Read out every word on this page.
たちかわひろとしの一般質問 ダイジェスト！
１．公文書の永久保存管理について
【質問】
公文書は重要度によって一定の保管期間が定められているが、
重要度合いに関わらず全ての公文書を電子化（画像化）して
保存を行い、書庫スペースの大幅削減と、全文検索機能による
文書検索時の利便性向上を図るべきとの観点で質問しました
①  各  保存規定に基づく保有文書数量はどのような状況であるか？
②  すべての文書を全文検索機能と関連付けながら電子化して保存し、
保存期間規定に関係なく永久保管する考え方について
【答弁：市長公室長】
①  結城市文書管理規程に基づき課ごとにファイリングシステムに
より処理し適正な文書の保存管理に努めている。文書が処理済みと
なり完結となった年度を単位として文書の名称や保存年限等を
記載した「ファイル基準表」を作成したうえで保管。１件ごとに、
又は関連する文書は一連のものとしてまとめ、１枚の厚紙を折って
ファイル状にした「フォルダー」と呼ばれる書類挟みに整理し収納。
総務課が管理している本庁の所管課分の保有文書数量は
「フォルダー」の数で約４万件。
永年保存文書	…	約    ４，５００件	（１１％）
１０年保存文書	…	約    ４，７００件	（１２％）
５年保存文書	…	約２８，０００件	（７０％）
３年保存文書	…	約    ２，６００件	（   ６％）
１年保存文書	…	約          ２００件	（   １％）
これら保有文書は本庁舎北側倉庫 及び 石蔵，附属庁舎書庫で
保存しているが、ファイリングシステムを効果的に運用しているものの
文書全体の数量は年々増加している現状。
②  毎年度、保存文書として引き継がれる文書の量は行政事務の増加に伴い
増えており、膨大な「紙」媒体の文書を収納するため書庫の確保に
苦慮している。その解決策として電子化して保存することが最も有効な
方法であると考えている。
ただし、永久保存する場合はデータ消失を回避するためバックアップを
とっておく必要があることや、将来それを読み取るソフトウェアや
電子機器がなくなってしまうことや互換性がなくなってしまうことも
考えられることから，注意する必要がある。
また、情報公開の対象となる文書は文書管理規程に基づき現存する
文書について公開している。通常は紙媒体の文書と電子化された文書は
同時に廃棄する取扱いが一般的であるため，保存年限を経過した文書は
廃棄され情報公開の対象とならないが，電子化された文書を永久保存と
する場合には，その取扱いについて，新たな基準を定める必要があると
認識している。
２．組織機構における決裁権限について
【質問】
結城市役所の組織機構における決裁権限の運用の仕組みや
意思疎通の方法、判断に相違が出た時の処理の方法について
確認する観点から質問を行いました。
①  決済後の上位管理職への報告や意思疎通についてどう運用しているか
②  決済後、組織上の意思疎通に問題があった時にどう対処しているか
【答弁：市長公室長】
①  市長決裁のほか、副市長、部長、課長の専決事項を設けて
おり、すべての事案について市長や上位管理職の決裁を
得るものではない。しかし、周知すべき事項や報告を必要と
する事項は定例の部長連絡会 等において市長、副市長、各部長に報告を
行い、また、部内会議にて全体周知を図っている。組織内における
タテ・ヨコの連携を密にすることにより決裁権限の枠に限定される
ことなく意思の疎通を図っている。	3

---

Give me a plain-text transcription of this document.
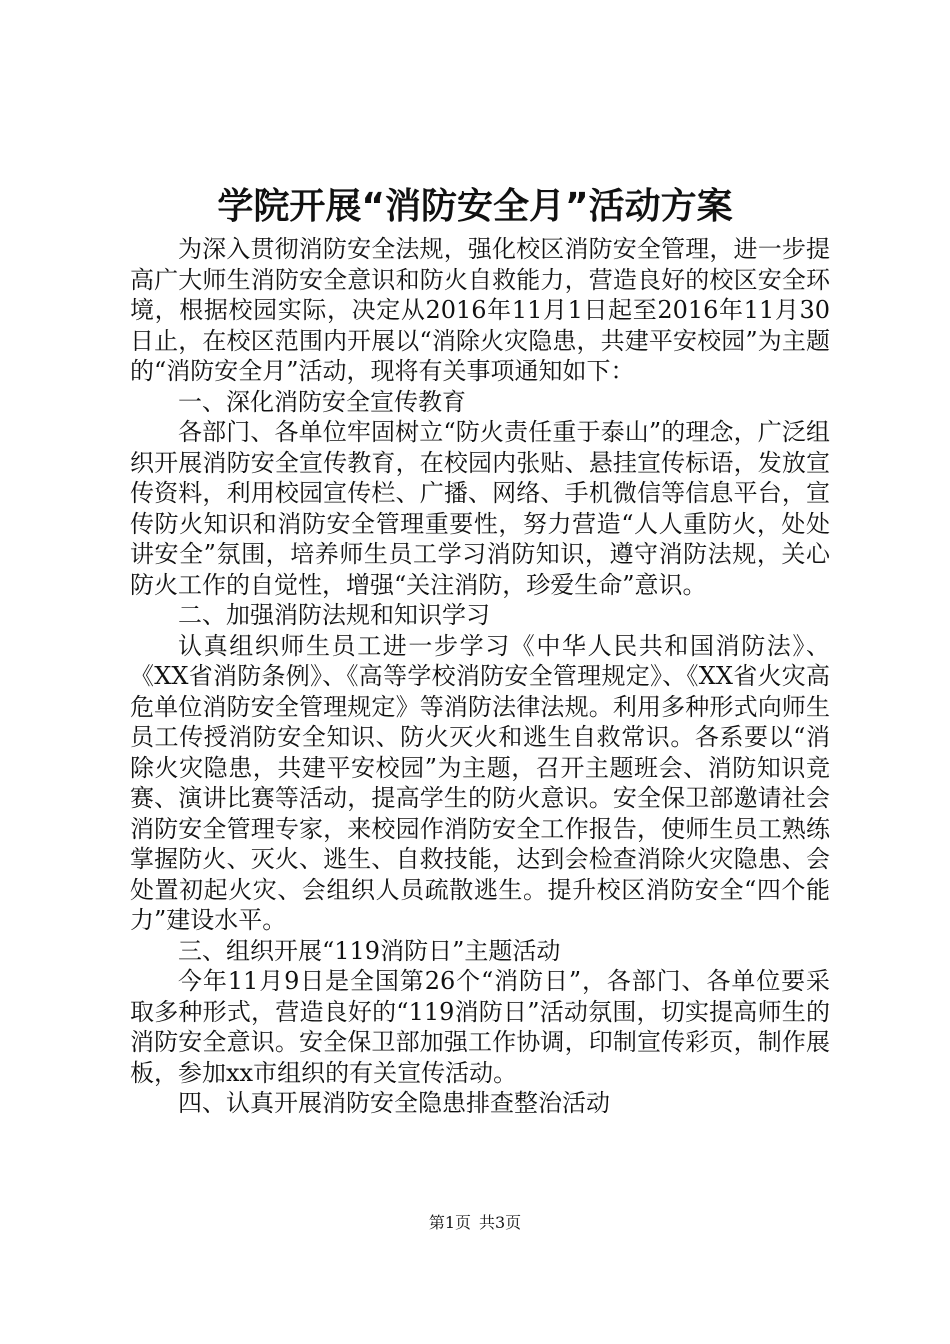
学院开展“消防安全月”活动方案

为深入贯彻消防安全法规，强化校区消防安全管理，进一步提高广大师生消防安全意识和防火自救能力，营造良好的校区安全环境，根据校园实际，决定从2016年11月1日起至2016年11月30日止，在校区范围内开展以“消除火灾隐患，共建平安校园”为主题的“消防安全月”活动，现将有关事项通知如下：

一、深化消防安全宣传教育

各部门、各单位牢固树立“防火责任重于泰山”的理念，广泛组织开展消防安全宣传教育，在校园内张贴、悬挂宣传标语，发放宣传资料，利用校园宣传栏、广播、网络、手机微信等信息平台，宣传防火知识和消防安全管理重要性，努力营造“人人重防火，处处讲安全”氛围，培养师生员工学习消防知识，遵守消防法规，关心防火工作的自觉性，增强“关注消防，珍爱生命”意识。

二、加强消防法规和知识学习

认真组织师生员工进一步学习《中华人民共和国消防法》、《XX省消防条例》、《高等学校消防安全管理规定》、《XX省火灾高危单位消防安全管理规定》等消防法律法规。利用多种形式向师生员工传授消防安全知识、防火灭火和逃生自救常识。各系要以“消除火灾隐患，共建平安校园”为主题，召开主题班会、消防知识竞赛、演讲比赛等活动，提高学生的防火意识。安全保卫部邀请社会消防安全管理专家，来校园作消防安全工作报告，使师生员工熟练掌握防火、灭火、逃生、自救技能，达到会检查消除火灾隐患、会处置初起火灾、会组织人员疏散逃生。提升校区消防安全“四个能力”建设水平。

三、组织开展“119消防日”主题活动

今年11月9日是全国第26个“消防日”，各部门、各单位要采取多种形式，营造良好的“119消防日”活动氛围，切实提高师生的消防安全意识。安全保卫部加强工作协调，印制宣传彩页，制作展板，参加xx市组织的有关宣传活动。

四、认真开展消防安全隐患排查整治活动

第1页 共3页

• [What to do]
Locate each line containing the string "消防安全月" and show it.

• [Answer to this problem]
学院开展“消防安全月”活动方案
为深入贯彻消防安全法规，强化校区消防安全管理，进一步提高广大师生消防安全意识和防火自救能力，营造良好的校区安全环境，根据校园实际，决定从2016年11月1日起至2016年11月30日止，在校区范围内开展以“消除火灾隐患，共建平安校园”为主题的“消防安全月”活动，现将有关事项通知如下：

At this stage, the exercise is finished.